WRITTEN INSTRUCTION » Determine how many lines of the data below contain "Chem", then give only that number.

GIVEN RECORDS »
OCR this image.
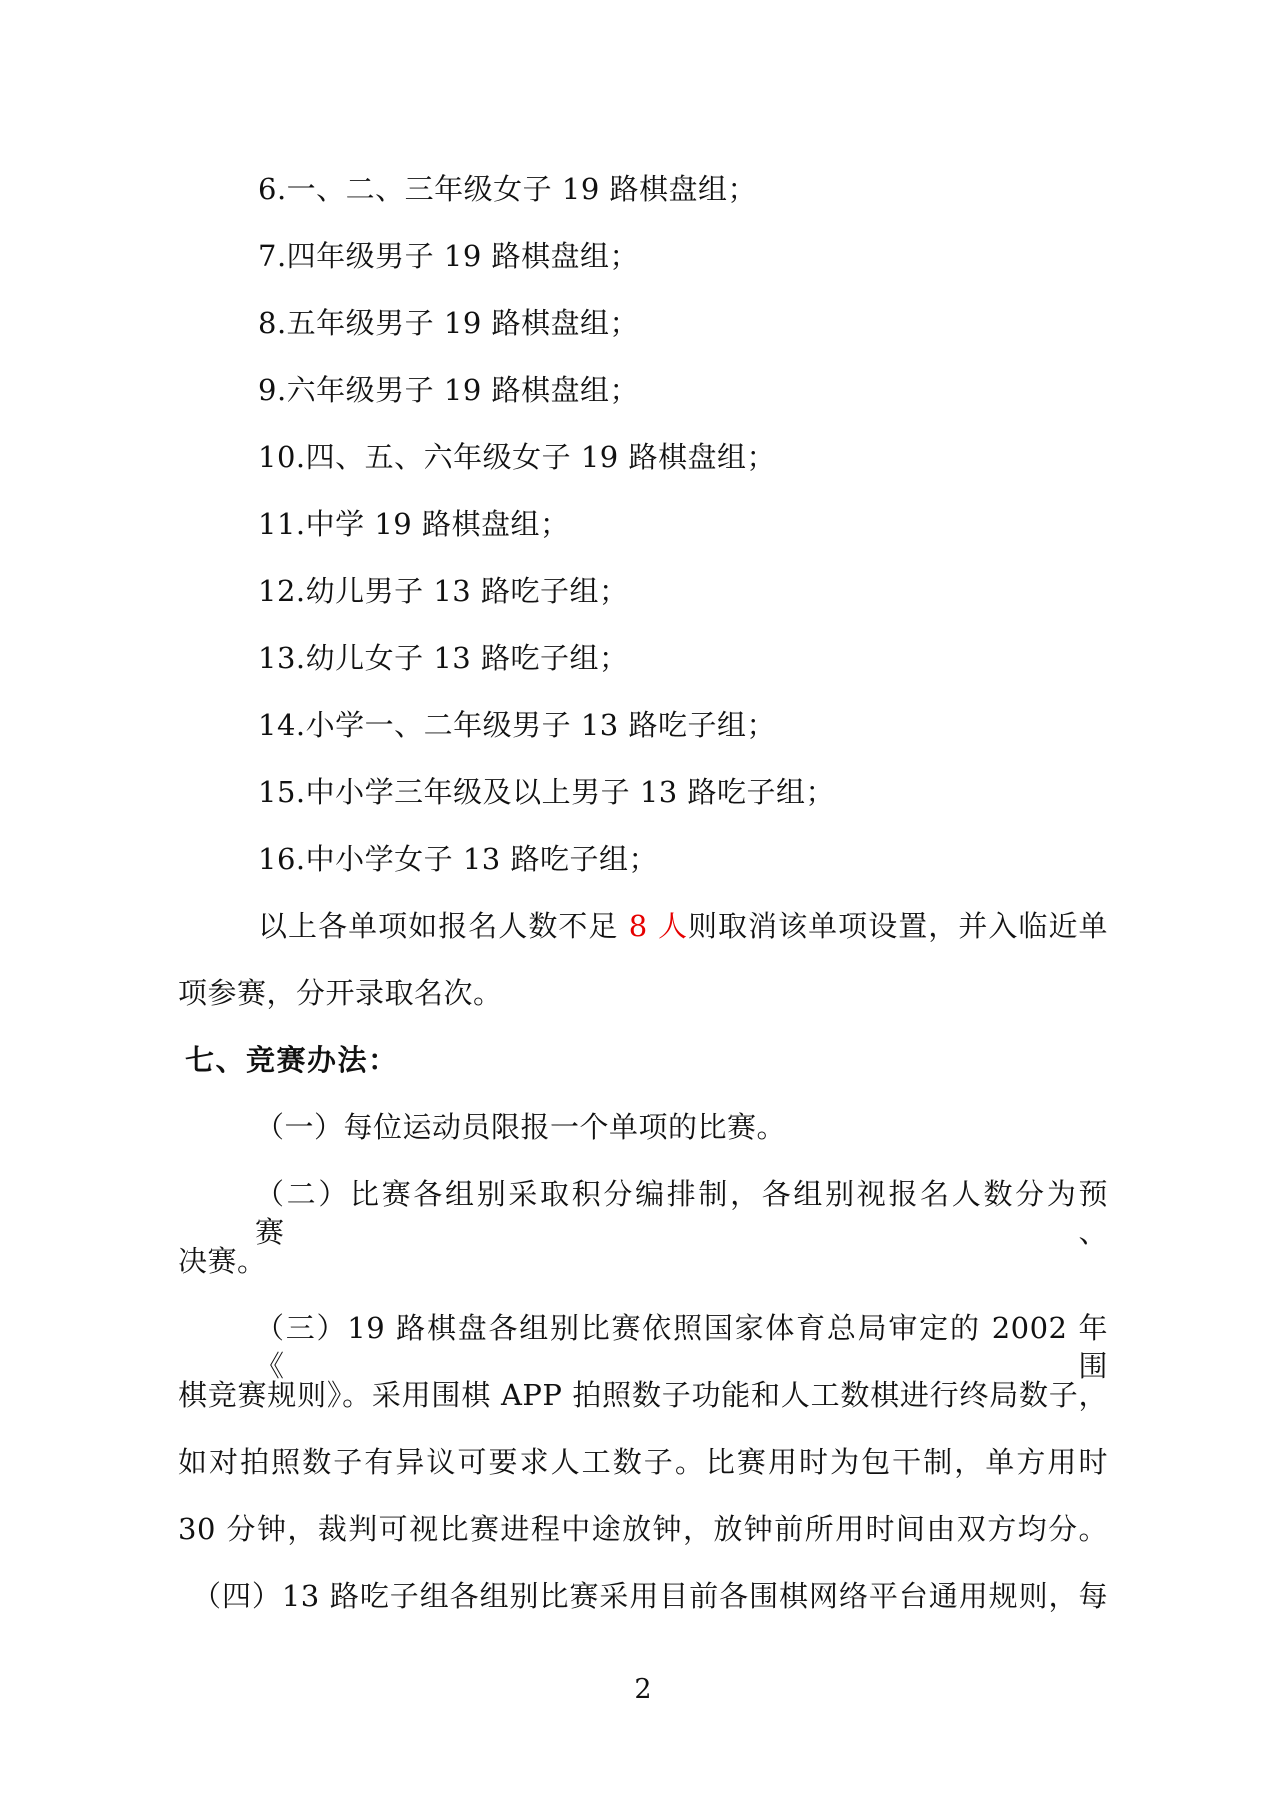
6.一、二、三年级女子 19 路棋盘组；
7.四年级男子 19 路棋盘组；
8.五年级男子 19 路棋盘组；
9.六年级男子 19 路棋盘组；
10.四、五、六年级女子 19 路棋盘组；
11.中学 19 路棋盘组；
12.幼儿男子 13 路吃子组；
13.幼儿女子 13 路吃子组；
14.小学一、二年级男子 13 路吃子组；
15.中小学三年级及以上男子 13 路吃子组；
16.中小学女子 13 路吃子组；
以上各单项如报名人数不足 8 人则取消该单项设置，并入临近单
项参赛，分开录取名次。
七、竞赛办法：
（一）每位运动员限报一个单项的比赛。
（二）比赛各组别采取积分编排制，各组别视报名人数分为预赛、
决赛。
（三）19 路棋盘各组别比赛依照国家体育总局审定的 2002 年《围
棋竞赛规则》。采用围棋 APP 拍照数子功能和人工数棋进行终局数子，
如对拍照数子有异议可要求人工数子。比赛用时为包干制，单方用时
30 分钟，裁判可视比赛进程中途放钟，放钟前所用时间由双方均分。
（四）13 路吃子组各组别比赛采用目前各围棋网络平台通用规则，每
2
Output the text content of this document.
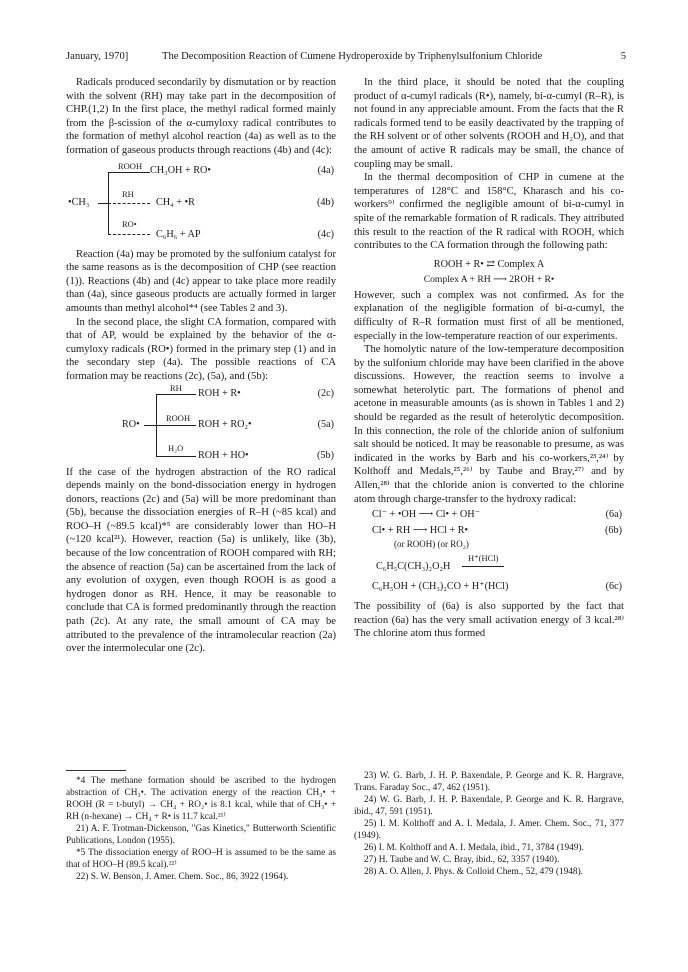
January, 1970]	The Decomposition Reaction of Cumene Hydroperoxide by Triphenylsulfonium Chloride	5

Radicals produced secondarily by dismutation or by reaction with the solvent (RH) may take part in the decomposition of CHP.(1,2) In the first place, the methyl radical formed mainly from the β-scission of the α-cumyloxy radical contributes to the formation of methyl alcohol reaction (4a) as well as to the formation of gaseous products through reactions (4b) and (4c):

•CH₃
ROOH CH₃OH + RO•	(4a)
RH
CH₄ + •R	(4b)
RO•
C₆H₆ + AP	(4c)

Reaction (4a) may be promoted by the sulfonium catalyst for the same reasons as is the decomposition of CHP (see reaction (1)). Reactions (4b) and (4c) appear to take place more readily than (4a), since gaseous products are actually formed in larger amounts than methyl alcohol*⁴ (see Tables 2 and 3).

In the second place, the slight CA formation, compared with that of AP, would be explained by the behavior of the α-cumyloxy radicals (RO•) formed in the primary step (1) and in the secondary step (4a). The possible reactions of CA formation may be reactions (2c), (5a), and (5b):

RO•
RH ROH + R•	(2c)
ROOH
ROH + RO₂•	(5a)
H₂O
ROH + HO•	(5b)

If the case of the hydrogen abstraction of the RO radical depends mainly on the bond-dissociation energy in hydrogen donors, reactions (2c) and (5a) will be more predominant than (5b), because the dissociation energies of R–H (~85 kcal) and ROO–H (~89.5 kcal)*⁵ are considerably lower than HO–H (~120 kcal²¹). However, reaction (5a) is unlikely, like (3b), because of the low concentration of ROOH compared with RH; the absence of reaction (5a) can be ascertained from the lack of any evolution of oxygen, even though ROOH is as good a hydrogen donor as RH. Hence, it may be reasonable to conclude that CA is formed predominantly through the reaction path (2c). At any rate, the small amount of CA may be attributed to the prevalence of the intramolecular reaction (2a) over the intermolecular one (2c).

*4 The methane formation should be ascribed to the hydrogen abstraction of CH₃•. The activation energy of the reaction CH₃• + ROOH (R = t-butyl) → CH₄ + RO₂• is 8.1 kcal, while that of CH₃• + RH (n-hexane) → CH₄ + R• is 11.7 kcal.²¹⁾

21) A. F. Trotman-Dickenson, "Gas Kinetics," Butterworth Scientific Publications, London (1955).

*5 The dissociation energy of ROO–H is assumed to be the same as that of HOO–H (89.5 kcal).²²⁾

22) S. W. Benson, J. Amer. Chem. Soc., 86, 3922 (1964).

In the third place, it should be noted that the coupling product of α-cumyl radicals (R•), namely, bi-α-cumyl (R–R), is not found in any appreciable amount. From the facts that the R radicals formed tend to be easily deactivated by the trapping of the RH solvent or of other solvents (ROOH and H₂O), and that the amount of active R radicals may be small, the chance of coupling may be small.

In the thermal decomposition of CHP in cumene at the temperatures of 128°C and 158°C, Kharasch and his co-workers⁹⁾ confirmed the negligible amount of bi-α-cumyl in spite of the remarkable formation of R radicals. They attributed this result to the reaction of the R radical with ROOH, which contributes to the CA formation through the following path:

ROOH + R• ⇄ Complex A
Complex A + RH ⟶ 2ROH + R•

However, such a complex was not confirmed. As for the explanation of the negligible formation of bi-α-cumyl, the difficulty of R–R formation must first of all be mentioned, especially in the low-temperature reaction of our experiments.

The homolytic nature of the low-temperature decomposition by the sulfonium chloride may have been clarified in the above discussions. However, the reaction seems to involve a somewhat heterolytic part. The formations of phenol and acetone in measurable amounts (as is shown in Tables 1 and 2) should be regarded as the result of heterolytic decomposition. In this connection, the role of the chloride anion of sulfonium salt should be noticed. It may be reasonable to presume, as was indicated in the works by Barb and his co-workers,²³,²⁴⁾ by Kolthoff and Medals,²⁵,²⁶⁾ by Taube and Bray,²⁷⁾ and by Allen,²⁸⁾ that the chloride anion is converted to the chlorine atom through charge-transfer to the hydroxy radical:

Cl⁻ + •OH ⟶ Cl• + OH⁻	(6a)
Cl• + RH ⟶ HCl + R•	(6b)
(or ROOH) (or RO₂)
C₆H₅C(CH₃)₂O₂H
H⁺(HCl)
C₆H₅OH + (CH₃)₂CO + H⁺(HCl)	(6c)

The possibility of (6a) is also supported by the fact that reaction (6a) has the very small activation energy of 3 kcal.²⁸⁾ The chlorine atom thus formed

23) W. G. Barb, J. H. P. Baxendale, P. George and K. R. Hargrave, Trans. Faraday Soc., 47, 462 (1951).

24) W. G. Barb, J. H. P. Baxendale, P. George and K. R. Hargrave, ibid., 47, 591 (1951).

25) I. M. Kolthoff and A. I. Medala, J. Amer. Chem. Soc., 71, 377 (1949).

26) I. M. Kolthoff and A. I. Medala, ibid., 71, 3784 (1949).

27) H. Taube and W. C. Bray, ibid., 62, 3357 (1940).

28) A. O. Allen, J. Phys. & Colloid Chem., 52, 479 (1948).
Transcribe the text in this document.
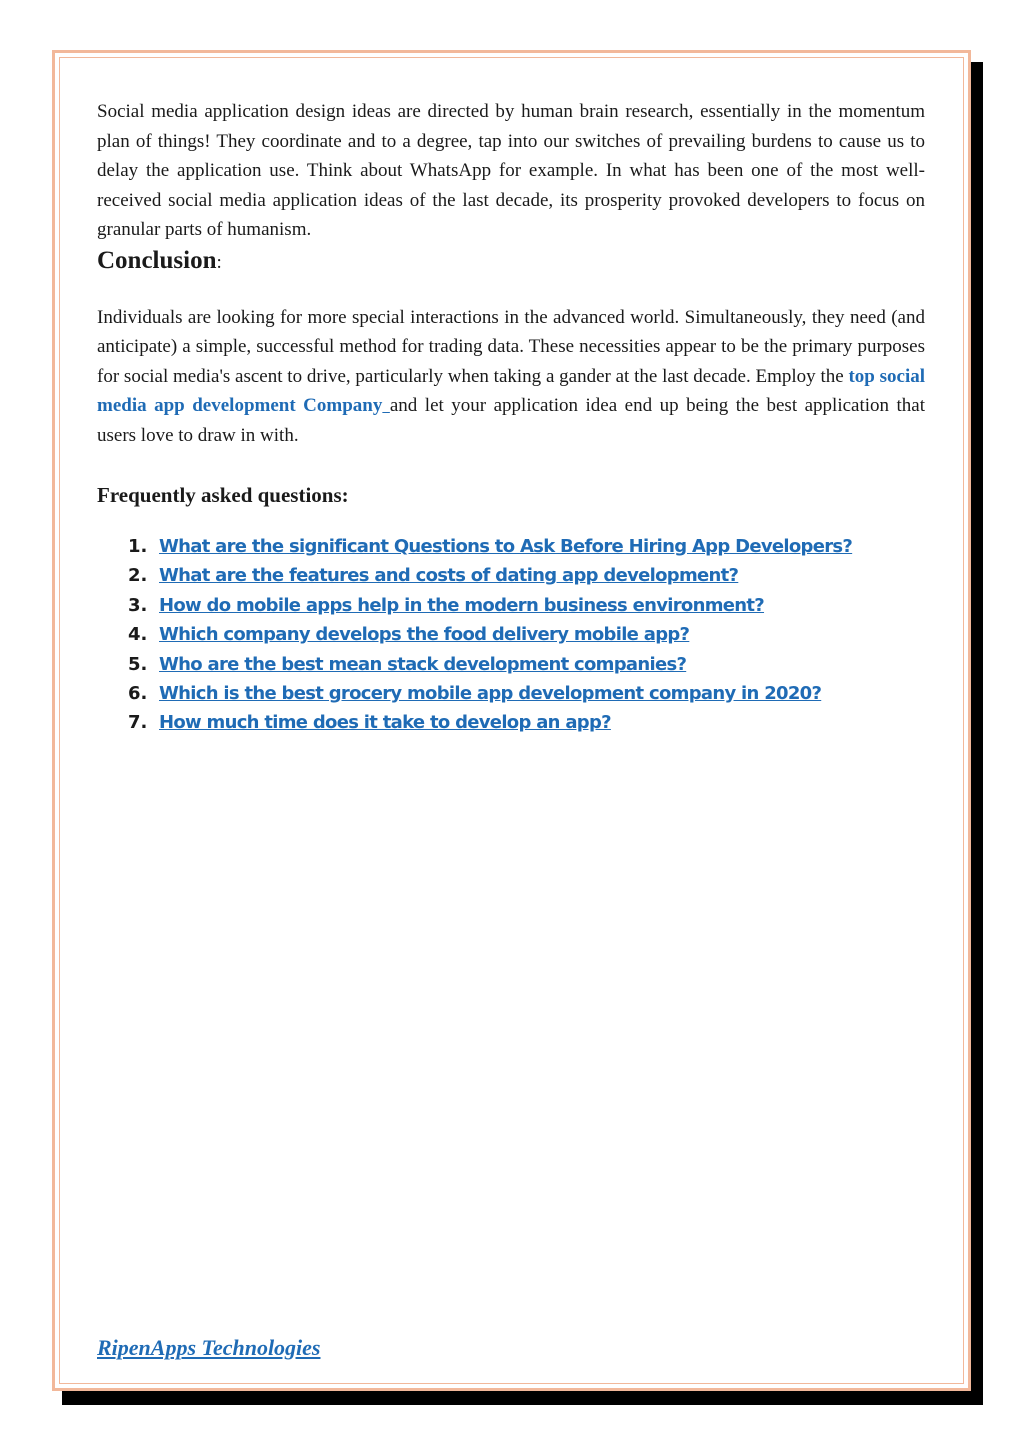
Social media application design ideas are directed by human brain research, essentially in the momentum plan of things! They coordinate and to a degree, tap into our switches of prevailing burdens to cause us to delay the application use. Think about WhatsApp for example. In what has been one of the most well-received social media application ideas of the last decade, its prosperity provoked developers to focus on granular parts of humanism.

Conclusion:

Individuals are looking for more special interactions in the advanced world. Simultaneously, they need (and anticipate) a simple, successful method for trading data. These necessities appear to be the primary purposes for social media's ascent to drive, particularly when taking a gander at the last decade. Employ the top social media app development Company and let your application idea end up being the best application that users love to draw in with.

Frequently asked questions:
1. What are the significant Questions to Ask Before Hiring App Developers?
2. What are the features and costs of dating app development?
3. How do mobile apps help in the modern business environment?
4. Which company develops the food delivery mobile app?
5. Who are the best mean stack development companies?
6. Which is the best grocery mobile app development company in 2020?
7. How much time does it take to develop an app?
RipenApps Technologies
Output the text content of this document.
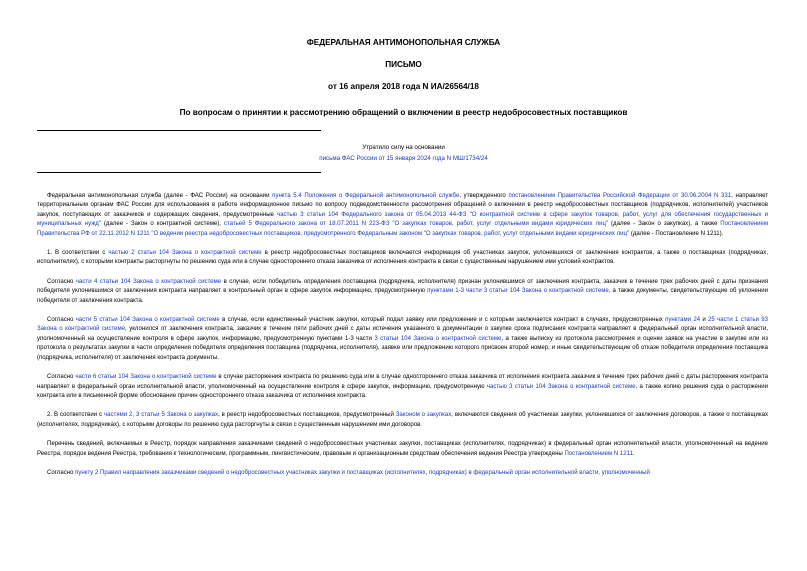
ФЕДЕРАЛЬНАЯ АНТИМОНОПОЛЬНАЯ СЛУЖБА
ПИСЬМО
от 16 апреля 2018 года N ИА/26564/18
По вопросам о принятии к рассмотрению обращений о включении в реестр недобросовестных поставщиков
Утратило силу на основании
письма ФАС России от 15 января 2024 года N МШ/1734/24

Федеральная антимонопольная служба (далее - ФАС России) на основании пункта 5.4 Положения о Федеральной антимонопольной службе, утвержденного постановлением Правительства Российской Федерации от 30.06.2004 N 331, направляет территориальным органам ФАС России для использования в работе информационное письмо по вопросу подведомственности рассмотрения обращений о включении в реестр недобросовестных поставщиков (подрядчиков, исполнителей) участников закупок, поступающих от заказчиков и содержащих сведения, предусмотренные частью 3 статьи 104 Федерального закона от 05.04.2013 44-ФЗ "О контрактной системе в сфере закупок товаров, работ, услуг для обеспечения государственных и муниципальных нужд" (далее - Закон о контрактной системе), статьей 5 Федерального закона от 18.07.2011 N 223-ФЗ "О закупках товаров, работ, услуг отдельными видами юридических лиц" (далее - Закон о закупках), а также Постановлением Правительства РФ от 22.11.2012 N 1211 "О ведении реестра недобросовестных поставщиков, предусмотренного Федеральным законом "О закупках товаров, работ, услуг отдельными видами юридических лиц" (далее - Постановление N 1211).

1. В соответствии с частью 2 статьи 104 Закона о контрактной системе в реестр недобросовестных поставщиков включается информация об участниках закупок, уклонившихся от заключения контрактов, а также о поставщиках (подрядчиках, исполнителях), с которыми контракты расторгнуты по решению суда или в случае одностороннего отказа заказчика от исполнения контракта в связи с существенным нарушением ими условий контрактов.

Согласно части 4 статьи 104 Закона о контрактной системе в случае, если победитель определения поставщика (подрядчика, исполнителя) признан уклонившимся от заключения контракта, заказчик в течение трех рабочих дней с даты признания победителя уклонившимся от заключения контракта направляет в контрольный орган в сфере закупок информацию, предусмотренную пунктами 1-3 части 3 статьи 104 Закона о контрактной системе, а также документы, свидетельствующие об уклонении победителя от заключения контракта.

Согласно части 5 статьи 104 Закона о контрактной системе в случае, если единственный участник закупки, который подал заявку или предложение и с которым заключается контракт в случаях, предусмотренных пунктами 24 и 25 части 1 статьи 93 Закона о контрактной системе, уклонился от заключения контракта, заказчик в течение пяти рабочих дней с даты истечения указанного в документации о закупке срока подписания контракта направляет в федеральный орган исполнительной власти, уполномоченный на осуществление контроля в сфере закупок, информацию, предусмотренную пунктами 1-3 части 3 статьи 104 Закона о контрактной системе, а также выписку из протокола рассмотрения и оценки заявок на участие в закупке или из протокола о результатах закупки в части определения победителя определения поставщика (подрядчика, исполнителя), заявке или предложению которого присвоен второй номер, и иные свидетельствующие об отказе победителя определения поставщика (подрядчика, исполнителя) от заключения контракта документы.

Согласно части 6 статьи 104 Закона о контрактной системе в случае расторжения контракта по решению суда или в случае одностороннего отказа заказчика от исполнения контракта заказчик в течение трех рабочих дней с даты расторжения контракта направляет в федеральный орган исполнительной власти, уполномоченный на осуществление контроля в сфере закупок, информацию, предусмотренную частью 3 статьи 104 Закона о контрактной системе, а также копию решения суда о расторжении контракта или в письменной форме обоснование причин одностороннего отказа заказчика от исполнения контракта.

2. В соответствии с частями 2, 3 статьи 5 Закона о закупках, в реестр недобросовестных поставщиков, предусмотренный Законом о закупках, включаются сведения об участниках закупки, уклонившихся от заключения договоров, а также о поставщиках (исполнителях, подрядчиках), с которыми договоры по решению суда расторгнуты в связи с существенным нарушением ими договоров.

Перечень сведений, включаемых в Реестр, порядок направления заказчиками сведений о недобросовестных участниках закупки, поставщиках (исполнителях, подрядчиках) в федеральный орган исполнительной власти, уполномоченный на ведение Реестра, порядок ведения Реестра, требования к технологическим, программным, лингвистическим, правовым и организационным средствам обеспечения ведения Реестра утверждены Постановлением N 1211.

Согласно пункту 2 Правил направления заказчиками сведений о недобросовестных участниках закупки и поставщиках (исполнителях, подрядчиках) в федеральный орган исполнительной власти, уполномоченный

ANSWER FOR THIS EXERCISE » 3